-- START OF DATA FOR PROCESSING --

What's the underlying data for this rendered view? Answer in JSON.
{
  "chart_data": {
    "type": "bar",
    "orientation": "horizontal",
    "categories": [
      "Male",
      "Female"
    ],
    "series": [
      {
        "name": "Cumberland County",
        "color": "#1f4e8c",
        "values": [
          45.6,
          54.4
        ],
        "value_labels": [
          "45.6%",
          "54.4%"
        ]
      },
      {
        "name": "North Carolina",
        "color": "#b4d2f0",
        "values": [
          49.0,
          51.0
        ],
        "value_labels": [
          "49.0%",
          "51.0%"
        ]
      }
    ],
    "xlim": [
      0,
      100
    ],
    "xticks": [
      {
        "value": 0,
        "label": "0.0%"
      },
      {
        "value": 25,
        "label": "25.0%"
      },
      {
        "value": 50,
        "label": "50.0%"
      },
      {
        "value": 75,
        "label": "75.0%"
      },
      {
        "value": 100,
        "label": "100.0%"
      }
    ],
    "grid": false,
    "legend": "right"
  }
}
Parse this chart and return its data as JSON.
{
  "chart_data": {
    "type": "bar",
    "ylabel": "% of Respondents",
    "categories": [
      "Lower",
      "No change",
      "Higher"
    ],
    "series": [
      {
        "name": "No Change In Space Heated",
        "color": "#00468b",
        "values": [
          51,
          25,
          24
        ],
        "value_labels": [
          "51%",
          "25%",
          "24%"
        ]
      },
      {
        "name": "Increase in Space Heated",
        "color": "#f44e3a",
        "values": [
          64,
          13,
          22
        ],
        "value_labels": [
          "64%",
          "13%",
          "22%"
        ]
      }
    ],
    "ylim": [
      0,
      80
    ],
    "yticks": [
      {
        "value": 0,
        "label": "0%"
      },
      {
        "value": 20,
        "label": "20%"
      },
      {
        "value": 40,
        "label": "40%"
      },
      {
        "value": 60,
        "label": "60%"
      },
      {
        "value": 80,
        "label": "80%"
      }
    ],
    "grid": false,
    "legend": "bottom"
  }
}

-- END OF DATA FOR PROCESSING --

**EXERCISE REQUIREMENTS**
Repeat the records above exactly, from the first line to the last.

**OUTPUT OF THE EXERCISE**
What's the underlying data for this rendered view? Answer in JSON.
{
  "chart_data": {
    "type": "bar",
    "orientation": "horizontal",
    "categories": [
      "Male",
      "Female"
    ],
    "series": [
      {
        "name": "Cumberland County",
        "color": "#1f4e8c",
        "values": [
          45.6,
          54.4
        ],
        "value_labels": [
          "45.6%",
          "54.4%"
        ]
      },
      {
        "name": "North Carolina",
        "color": "#b4d2f0",
        "values": [
          49.0,
          51.0
        ],
        "value_labels": [
          "49.0%",
          "51.0%"
        ]
      }
    ],
    "xlim": [
      0,
      100
    ],
    "xticks": [
      {
        "value": 0,
        "label": "0.0%"
      },
      {
        "value": 25,
        "label": "25.0%"
      },
      {
        "value": 50,
        "label": "50.0%"
      },
      {
        "value": 75,
        "label": "75.0%"
      },
      {
        "value": 100,
        "label": "100.0%"
      }
    ],
    "grid": false,
    "legend": "right"
  }
}
Parse this chart and return its data as JSON.
{
  "chart_data": {
    "type": "bar",
    "ylabel": "% of Respondents",
    "categories": [
      "Lower",
      "No change",
      "Higher"
    ],
    "series": [
      {
        "name": "No Change In Space Heated",
        "color": "#00468b",
        "values": [
          51,
          25,
          24
        ],
        "value_labels": [
          "51%",
          "25%",
          "24%"
        ]
      },
      {
        "name": "Increase in Space Heated",
        "color": "#f44e3a",
        "values": [
          64,
          13,
          22
        ],
        "value_labels": [
          "64%",
          "13%",
          "22%"
        ]
      }
    ],
    "ylim": [
      0,
      80
    ],
    "yticks": [
      {
        "value": 0,
        "label": "0%"
      },
      {
        "value": 20,
        "label": "20%"
      },
      {
        "value": 40,
        "label": "40%"
      },
      {
        "value": 60,
        "label": "60%"
      },
      {
        "value": 80,
        "label": "80%"
      }
    ],
    "grid": false,
    "legend": "bottom"
  }
}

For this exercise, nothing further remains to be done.